**Task material:**
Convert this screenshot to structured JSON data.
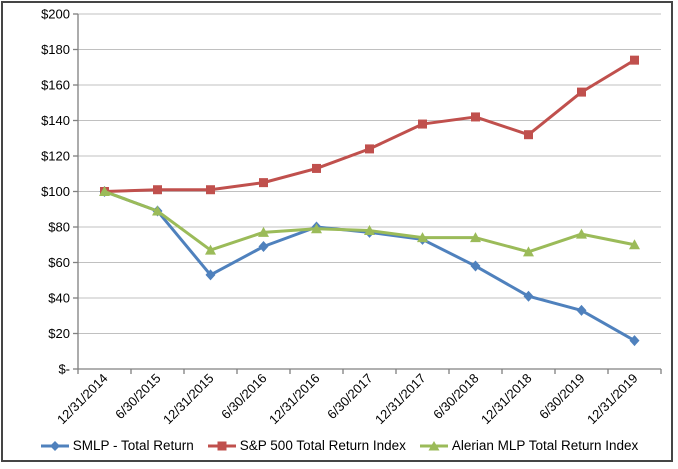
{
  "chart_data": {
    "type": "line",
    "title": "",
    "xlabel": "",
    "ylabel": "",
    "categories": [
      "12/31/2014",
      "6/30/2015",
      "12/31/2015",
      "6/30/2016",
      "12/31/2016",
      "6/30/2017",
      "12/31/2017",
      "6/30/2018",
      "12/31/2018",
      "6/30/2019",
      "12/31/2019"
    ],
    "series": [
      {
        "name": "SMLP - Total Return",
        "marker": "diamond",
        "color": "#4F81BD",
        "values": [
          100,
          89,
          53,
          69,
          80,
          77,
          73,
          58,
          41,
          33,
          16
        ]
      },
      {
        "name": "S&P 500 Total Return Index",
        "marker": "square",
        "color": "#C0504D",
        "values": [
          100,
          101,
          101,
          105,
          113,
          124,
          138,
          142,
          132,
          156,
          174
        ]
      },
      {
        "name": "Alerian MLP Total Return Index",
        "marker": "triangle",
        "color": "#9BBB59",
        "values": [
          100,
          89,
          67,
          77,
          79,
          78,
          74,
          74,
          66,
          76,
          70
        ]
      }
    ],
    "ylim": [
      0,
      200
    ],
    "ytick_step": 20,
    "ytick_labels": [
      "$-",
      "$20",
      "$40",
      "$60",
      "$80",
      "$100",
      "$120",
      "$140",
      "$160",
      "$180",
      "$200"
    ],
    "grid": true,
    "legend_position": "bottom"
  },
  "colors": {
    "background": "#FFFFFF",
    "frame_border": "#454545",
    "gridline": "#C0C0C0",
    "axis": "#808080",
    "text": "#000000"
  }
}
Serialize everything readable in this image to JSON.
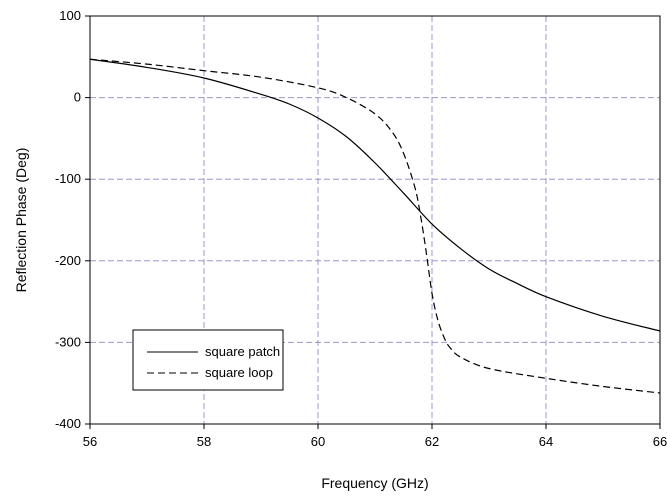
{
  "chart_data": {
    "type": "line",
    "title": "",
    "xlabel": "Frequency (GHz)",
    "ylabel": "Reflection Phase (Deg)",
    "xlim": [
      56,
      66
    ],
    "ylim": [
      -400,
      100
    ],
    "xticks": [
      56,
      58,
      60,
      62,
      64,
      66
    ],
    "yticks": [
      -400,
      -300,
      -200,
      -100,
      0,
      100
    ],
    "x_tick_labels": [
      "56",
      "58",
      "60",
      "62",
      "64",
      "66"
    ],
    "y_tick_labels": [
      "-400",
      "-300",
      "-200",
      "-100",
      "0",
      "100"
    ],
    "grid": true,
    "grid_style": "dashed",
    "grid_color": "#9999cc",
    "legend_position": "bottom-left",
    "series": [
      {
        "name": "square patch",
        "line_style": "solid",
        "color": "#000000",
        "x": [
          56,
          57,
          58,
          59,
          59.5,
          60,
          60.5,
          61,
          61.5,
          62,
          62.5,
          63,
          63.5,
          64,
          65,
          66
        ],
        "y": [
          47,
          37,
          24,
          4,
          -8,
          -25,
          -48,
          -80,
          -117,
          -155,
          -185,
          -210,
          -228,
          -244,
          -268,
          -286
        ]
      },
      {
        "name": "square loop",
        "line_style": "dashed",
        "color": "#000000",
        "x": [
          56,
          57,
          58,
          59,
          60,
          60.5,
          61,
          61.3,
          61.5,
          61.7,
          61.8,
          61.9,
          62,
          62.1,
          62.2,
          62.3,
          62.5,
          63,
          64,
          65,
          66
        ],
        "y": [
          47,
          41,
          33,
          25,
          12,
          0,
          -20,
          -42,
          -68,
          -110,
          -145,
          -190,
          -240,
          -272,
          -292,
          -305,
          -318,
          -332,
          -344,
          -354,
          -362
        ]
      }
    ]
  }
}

* * *

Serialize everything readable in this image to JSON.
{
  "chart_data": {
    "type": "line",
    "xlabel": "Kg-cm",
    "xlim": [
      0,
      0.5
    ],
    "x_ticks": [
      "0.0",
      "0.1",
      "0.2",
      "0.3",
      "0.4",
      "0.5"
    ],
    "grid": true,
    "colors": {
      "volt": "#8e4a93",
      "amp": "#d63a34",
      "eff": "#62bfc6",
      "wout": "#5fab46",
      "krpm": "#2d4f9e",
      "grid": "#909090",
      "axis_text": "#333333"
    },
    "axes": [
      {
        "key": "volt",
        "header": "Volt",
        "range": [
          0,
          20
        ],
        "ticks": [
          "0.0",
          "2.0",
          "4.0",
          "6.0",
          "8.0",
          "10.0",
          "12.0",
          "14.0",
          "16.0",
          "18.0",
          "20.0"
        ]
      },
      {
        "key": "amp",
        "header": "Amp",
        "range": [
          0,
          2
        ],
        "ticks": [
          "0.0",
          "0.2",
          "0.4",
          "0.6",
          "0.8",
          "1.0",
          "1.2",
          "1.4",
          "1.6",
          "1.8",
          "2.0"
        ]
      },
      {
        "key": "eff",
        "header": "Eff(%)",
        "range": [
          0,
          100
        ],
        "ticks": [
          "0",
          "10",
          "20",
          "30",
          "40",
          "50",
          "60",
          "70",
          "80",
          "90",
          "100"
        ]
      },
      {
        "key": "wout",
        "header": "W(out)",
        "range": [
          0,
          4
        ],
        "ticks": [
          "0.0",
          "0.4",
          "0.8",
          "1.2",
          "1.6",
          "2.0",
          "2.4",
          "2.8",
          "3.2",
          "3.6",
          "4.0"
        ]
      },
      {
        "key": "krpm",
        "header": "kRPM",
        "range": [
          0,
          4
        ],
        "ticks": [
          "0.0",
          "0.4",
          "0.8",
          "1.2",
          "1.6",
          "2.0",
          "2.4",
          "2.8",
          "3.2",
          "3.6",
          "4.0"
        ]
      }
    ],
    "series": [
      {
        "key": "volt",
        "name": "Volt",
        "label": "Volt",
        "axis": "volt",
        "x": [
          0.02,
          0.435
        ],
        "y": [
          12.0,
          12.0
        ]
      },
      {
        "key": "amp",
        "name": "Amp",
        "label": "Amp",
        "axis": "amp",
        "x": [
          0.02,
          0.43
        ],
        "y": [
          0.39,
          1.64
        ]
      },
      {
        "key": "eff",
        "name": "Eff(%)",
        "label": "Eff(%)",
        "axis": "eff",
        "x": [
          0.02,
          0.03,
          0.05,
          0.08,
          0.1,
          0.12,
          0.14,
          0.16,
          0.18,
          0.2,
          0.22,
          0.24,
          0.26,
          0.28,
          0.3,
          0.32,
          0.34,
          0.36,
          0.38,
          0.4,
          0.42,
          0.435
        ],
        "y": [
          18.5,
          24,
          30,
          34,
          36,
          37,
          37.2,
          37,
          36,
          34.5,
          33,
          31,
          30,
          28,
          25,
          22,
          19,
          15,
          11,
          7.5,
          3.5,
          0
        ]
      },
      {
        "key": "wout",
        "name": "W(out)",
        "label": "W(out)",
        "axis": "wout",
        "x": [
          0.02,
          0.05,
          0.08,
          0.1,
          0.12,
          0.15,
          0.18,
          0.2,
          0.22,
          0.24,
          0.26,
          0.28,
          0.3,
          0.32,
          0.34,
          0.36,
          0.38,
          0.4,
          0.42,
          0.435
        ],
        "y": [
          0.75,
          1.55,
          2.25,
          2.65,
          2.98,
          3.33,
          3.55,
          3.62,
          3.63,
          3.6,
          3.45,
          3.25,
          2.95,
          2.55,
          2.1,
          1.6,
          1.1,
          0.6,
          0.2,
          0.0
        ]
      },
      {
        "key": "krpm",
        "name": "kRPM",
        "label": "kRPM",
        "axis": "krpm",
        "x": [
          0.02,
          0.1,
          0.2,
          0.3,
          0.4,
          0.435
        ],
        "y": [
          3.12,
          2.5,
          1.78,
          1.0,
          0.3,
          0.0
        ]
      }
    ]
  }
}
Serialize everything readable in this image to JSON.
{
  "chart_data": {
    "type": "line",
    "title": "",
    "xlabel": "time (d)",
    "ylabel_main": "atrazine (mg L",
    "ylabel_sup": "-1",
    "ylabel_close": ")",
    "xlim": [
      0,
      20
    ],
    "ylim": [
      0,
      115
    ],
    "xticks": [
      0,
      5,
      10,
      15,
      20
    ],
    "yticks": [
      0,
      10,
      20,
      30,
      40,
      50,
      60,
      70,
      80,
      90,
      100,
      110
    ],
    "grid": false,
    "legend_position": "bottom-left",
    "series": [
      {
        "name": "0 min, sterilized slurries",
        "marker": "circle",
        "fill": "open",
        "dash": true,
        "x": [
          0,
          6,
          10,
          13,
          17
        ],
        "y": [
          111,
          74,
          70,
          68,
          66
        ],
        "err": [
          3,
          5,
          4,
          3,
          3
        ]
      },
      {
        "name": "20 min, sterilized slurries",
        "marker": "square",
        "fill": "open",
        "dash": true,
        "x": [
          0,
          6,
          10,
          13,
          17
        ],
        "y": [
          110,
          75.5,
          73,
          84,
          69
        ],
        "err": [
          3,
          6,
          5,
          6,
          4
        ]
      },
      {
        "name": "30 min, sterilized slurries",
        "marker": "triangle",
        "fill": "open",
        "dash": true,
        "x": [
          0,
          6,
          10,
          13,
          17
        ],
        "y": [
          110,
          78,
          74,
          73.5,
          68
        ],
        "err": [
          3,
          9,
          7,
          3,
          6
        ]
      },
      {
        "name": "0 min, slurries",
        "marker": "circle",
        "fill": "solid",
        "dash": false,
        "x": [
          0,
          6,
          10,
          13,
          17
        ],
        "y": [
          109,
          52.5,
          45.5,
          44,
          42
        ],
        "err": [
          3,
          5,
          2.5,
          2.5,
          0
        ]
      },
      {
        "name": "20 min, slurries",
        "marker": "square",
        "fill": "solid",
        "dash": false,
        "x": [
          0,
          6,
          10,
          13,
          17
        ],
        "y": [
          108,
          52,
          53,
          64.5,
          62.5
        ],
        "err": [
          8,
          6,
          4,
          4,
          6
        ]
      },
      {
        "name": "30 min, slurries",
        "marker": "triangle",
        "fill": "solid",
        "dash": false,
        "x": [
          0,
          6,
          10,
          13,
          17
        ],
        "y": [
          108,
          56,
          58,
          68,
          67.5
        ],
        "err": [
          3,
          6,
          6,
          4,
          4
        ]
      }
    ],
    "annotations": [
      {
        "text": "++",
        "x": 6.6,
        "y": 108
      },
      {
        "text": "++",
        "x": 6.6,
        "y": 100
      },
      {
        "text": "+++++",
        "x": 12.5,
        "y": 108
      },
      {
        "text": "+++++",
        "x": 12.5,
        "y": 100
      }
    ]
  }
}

**Exercise:**
Where a line contains the string "dashed", extract that line.

**Full answer:**
    "grid_style": "dashed",
        "line_style": "dashed",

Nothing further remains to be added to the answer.